#### [TASK DESCRIPTION]
Within the records that follow, find every line containing the string "между". Copy those lines.

#### [DATA EXTRACT]

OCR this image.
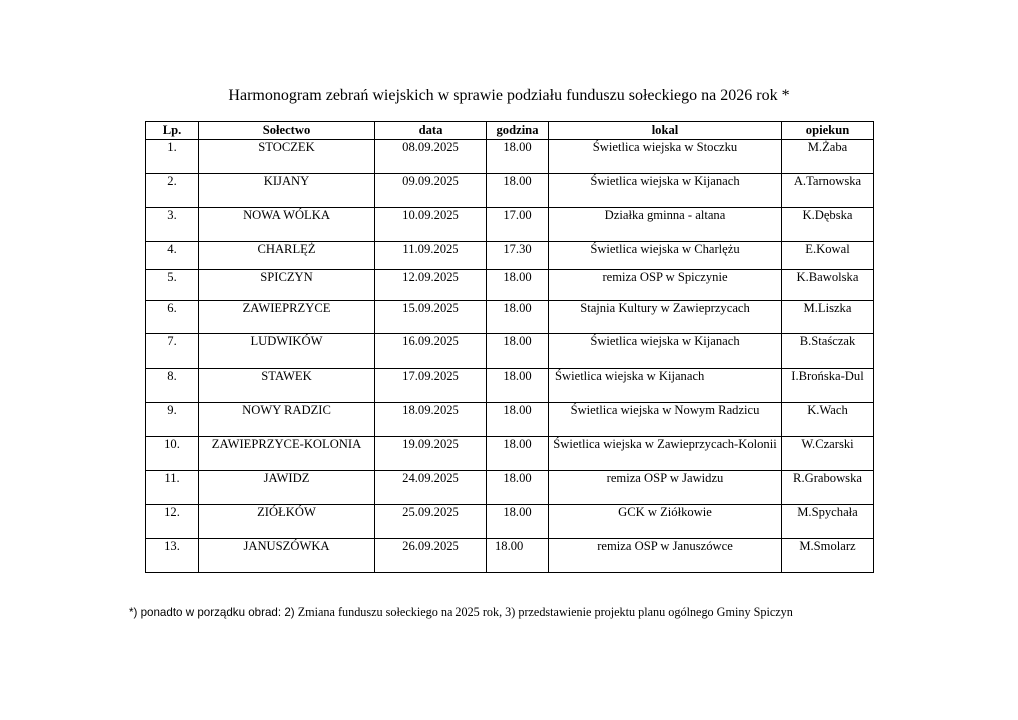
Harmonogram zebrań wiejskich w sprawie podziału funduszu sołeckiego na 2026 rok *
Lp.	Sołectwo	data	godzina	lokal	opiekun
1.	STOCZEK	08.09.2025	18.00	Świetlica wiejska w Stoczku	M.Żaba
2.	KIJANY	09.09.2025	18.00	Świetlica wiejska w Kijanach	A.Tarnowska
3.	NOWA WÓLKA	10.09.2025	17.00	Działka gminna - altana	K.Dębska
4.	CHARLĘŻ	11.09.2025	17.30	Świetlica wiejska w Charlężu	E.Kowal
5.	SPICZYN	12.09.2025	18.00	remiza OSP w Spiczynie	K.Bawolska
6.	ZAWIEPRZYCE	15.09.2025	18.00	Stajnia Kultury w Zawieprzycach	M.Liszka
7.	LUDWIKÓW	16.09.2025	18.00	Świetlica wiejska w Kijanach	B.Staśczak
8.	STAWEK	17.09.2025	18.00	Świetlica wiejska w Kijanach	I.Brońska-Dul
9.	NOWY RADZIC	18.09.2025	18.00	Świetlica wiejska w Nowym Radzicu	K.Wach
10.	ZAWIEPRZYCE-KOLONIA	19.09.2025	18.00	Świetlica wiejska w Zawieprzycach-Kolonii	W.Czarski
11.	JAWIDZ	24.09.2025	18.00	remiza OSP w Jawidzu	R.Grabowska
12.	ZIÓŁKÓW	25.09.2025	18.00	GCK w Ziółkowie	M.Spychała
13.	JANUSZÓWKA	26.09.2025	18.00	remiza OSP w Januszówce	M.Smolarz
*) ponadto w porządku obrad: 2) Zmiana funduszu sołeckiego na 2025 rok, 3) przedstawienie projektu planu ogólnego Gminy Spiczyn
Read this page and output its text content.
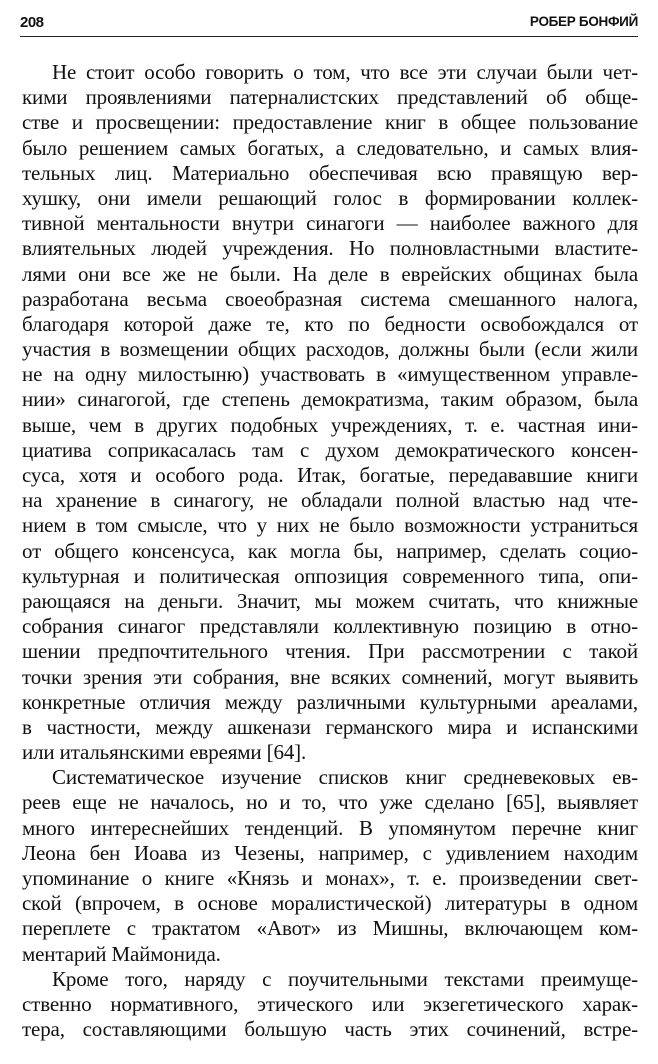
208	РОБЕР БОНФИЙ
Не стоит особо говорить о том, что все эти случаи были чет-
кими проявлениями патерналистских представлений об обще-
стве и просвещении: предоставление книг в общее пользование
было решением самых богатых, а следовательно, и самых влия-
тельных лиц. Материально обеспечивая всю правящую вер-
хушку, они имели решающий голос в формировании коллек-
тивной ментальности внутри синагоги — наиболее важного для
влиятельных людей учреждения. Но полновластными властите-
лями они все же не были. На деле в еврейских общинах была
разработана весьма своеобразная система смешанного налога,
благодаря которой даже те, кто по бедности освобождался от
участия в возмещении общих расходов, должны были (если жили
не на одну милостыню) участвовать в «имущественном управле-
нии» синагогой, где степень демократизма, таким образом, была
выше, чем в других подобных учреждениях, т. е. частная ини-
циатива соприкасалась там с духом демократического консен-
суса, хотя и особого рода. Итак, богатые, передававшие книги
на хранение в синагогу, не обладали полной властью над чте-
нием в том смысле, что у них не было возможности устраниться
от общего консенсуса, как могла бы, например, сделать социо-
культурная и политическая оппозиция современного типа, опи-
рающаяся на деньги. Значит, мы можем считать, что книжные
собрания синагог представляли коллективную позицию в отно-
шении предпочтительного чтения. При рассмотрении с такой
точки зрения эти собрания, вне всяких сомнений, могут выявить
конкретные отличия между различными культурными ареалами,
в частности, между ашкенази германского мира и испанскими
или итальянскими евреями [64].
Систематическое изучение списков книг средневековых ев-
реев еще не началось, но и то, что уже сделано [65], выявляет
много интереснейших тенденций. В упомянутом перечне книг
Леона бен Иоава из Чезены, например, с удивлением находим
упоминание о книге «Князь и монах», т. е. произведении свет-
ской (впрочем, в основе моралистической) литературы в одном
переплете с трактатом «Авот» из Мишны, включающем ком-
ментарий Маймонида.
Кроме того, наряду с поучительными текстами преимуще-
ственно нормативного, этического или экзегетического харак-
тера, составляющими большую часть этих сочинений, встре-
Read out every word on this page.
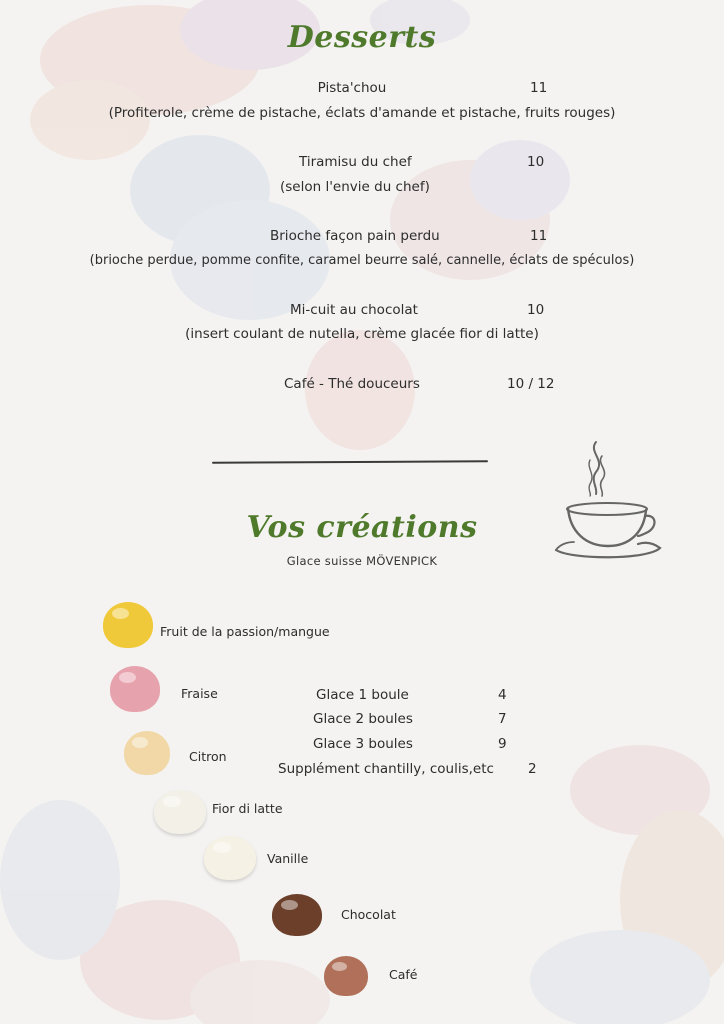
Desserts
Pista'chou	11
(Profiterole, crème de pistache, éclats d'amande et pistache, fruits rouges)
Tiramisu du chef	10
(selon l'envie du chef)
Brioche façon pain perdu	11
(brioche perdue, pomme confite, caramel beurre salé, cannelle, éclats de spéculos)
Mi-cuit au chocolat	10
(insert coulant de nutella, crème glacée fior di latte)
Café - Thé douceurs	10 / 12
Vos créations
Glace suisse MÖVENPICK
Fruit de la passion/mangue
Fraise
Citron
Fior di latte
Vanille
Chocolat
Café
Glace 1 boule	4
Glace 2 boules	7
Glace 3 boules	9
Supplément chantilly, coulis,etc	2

#### [SOLUTION TO THE EXERCISE]
конкретные отличия между различными культурными ареалами,
в частности, между ашкенази германского мира и испанскими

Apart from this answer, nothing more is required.